▶ What the task requires:
Reproduce the lines of the listing below, starting at the line that contains "lesson-subject: BIOLOGIE 2H (368, 539, 512, 565)" and ending at the line that contains "lesson-room: LOCAL 9 (368, 838, 461, 864)". Include both of those lines.

▶ Extracted records:
•••••

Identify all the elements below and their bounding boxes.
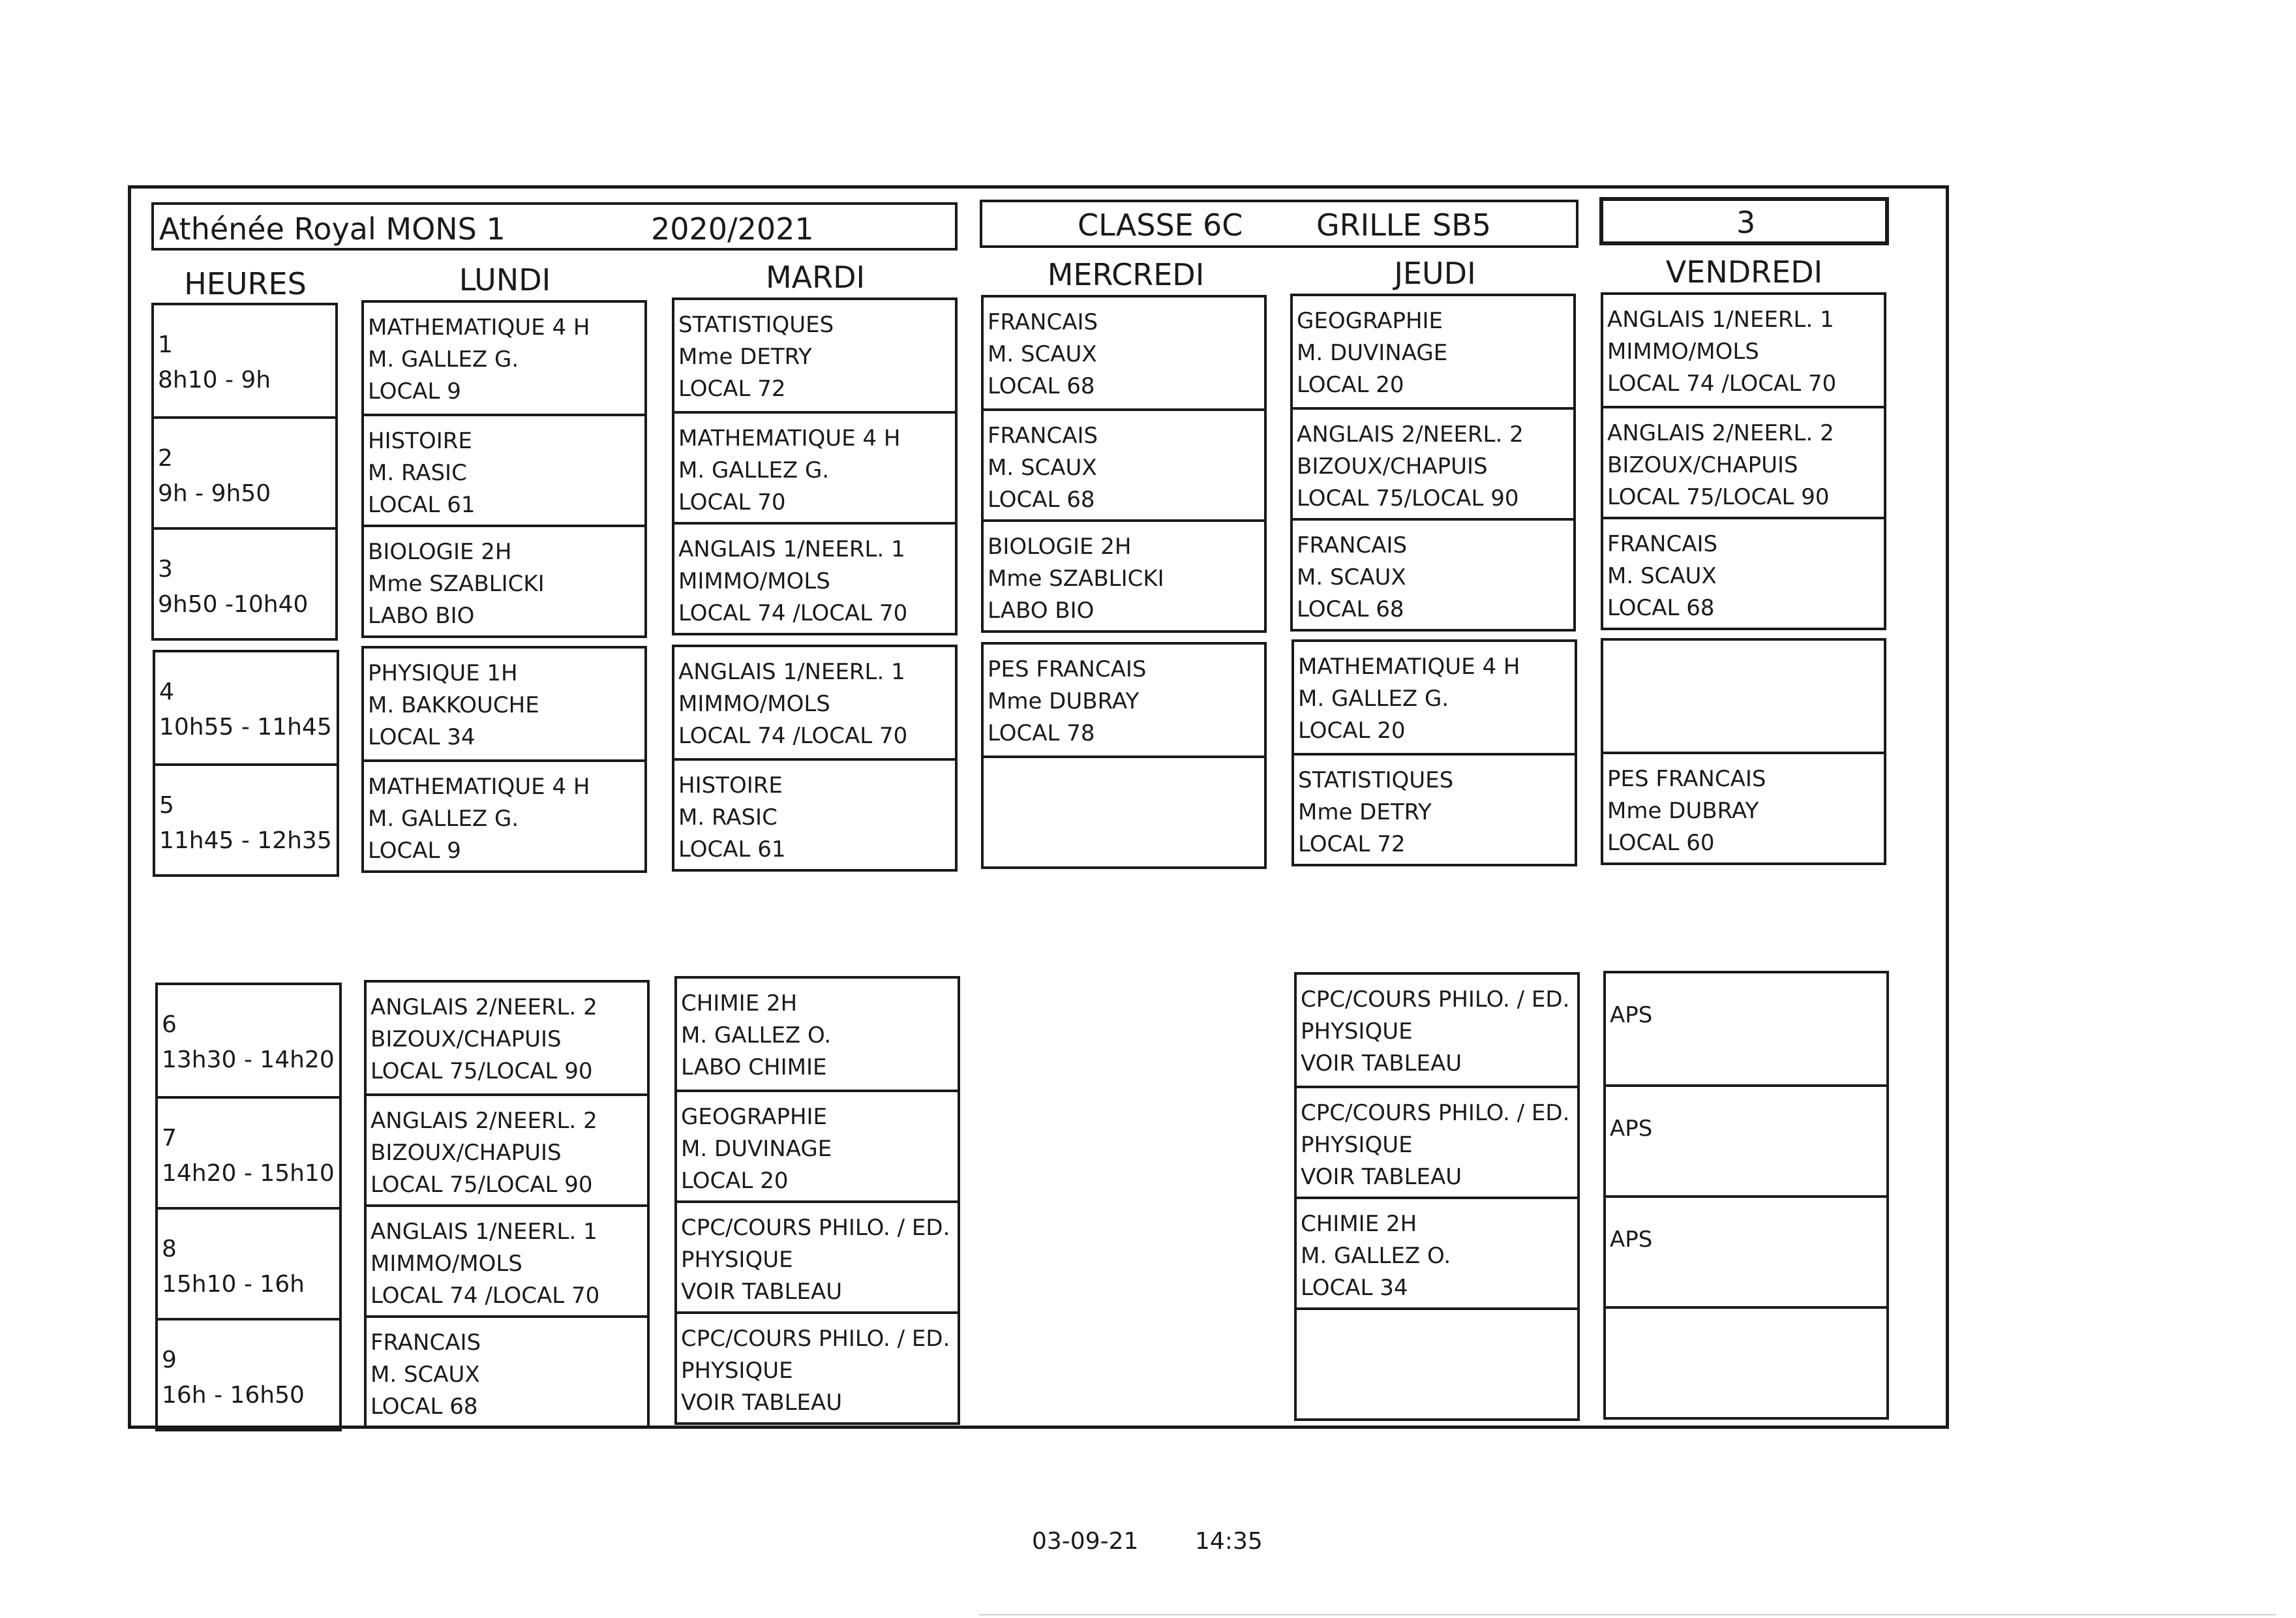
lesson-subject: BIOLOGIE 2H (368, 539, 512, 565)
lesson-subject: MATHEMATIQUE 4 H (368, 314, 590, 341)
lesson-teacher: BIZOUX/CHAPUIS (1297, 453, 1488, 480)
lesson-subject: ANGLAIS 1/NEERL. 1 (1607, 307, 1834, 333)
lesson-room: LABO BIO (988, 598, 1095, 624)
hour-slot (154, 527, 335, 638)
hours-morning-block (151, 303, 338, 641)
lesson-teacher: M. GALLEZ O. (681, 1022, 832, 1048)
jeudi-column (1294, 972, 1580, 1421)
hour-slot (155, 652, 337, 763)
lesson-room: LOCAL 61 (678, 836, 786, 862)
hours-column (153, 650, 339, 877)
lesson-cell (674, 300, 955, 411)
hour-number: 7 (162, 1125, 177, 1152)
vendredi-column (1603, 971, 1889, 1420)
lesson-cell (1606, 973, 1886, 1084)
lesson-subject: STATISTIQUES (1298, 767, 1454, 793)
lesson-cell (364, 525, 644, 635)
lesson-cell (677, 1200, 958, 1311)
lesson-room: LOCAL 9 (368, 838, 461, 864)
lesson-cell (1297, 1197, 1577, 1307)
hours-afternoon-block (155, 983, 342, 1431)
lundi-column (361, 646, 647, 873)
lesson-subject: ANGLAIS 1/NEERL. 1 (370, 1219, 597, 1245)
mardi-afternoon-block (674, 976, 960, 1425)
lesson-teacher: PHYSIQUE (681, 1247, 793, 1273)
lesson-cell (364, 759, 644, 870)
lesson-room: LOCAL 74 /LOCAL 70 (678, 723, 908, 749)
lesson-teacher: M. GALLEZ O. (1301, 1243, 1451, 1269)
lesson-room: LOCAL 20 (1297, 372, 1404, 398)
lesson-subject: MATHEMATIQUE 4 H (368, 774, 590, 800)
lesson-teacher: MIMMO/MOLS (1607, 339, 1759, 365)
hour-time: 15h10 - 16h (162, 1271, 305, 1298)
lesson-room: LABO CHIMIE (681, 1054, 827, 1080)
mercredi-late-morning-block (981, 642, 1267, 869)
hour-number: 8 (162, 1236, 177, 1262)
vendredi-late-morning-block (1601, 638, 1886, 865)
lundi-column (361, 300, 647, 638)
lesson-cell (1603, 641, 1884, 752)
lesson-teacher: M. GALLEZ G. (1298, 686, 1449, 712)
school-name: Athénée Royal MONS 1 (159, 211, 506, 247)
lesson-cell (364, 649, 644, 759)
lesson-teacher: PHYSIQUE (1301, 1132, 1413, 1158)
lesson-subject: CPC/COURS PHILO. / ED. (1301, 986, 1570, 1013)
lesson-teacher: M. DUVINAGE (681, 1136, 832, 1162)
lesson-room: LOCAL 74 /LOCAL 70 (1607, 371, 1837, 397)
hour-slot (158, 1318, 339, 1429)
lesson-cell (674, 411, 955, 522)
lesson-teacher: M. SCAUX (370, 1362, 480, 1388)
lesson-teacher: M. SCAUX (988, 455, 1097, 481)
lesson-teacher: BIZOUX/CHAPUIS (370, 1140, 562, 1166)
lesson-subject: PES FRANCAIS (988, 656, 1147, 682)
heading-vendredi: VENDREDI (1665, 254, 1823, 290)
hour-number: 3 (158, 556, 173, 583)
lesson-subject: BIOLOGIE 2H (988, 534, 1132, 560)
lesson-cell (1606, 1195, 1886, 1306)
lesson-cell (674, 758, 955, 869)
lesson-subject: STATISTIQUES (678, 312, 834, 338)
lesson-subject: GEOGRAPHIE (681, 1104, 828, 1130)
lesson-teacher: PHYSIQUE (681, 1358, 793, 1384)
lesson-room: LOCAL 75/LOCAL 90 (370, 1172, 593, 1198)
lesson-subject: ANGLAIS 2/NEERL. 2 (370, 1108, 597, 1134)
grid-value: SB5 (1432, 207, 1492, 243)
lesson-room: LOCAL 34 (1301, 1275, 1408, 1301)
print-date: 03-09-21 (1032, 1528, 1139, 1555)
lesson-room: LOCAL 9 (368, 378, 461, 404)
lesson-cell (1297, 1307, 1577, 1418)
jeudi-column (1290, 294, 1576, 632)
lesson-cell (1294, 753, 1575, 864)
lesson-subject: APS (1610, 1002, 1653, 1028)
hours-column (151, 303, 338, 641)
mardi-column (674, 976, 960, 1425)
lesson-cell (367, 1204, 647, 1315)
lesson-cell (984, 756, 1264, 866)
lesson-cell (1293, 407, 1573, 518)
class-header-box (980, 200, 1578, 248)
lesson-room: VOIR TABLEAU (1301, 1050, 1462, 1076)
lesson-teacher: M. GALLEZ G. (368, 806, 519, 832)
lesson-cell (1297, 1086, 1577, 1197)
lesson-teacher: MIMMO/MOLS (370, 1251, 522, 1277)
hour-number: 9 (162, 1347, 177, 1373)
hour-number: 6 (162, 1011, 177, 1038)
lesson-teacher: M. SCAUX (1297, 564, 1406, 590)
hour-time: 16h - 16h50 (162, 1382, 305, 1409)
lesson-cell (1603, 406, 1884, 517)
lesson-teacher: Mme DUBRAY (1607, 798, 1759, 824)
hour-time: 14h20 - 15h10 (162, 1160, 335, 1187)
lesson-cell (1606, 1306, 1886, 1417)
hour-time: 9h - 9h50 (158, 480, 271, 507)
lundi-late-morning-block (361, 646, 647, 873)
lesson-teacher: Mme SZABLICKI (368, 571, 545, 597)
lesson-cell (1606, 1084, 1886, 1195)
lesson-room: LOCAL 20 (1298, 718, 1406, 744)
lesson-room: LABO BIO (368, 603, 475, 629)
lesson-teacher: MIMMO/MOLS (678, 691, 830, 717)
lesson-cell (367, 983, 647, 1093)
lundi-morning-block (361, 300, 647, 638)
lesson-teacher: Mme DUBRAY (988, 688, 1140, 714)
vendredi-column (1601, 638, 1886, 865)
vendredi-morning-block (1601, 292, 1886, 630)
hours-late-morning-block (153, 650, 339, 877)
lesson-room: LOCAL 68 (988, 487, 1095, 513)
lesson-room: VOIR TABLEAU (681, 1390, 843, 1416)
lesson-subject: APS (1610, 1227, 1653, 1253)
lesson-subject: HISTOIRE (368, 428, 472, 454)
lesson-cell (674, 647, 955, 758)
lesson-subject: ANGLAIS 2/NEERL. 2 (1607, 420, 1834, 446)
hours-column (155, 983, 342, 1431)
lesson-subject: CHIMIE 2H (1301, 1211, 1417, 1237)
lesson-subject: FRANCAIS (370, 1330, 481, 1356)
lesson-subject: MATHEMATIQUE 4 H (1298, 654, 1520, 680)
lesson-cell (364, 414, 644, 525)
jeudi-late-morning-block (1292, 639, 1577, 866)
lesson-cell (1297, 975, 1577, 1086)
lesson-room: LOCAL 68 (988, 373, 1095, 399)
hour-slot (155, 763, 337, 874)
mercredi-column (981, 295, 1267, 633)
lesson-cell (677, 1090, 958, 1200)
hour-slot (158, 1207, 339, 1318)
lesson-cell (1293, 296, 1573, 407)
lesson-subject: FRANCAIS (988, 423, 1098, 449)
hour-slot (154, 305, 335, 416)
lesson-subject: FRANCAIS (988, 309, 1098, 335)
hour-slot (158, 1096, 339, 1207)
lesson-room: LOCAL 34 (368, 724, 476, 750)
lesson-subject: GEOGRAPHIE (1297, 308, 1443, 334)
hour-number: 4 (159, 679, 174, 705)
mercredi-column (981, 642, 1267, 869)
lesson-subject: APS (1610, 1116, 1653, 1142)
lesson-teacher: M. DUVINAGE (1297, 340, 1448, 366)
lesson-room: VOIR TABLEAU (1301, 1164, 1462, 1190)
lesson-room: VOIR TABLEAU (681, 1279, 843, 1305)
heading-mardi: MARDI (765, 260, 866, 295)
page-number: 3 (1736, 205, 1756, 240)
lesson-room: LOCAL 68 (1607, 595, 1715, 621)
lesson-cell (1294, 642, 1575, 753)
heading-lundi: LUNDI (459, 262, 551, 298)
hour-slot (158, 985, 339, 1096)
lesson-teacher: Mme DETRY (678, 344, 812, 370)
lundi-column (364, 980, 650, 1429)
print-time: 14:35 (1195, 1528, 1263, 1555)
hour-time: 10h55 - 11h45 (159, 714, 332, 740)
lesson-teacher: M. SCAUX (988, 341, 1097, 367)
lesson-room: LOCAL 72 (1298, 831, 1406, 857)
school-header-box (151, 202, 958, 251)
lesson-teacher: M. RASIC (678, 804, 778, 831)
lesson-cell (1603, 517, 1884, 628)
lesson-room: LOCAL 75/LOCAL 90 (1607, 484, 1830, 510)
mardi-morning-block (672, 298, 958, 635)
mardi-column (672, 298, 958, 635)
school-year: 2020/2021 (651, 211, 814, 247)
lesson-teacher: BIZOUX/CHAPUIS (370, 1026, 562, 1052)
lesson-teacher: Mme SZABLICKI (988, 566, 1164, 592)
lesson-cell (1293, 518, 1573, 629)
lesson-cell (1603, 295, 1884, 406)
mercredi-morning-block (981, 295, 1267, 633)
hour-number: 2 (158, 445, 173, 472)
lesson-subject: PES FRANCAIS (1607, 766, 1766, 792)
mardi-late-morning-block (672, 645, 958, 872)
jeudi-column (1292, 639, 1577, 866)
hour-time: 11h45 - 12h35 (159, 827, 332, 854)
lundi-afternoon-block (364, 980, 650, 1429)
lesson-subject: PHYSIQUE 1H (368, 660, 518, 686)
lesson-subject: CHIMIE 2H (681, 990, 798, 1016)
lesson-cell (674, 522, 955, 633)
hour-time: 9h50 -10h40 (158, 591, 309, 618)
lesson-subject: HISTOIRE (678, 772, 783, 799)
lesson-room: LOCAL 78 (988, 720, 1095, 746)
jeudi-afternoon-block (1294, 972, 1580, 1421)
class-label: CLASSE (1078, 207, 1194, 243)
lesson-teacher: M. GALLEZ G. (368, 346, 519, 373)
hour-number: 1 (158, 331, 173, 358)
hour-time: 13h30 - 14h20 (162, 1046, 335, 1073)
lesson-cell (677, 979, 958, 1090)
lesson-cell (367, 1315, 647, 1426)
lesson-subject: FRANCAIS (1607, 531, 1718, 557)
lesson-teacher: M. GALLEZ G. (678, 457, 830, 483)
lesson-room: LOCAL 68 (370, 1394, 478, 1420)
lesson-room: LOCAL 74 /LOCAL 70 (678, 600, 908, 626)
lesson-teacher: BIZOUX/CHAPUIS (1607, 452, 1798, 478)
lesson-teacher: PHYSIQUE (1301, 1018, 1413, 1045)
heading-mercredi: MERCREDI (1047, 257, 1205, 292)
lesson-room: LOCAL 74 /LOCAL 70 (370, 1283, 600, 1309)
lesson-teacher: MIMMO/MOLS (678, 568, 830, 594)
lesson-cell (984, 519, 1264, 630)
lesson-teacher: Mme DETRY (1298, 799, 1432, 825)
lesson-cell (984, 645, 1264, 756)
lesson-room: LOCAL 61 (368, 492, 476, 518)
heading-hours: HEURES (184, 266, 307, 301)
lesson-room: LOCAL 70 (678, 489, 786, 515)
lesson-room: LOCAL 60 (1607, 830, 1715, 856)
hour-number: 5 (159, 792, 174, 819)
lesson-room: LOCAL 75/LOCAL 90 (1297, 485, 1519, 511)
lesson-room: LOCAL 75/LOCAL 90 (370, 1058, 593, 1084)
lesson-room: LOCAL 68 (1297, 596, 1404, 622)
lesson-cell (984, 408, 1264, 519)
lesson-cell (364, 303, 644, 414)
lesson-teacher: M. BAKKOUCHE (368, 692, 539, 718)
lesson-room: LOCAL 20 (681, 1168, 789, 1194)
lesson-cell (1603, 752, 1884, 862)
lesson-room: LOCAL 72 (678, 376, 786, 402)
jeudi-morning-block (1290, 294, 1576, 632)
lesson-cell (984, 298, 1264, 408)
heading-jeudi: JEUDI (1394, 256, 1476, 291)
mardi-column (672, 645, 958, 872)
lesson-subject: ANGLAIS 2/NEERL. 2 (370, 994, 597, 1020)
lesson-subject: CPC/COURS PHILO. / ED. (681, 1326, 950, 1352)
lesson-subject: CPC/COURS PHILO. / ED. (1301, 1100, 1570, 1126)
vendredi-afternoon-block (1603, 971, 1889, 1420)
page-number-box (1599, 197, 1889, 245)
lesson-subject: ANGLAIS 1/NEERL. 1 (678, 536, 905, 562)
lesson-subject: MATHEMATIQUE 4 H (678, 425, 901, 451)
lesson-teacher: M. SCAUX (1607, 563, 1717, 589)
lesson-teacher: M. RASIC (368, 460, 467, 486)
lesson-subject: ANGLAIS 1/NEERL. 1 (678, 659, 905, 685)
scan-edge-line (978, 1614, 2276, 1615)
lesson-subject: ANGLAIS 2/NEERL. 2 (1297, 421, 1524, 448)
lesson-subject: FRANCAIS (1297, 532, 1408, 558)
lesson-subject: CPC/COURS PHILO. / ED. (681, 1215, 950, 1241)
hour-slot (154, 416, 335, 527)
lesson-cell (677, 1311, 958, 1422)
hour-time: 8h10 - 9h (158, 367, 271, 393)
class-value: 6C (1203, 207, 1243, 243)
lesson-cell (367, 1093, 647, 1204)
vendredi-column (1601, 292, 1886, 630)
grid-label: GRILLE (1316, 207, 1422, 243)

•••••

▶ Answer in full:
lesson-subject: BIOLOGIE 2H (368, 539, 512, 565)
lesson-subject: MATHEMATIQUE 4 H (368, 314, 590, 341)
lesson-teacher: BIZOUX/CHAPUIS (1297, 453, 1488, 480)
lesson-subject: ANGLAIS 1/NEERL. 1 (1607, 307, 1834, 333)
lesson-room: LABO BIO (988, 598, 1095, 624)
hour-slot (154, 527, 335, 638)
hours-morning-block (151, 303, 338, 641)
lesson-teacher: M. GALLEZ O. (681, 1022, 832, 1048)
jeudi-column (1294, 972, 1580, 1421)
hour-slot (155, 652, 337, 763)
lesson-room: LOCAL 61 (678, 836, 786, 862)
hours-column (153, 650, 339, 877)
lesson-cell (674, 300, 955, 411)
hour-number: 7 (162, 1125, 177, 1152)
vendredi-column (1603, 971, 1889, 1420)
lesson-cell (1606, 973, 1886, 1084)
lesson-subject: STATISTIQUES (1298, 767, 1454, 793)
lesson-cell (364, 525, 644, 635)
lesson-cell (677, 1200, 958, 1311)
lesson-room: LOCAL 9 (368, 838, 461, 864)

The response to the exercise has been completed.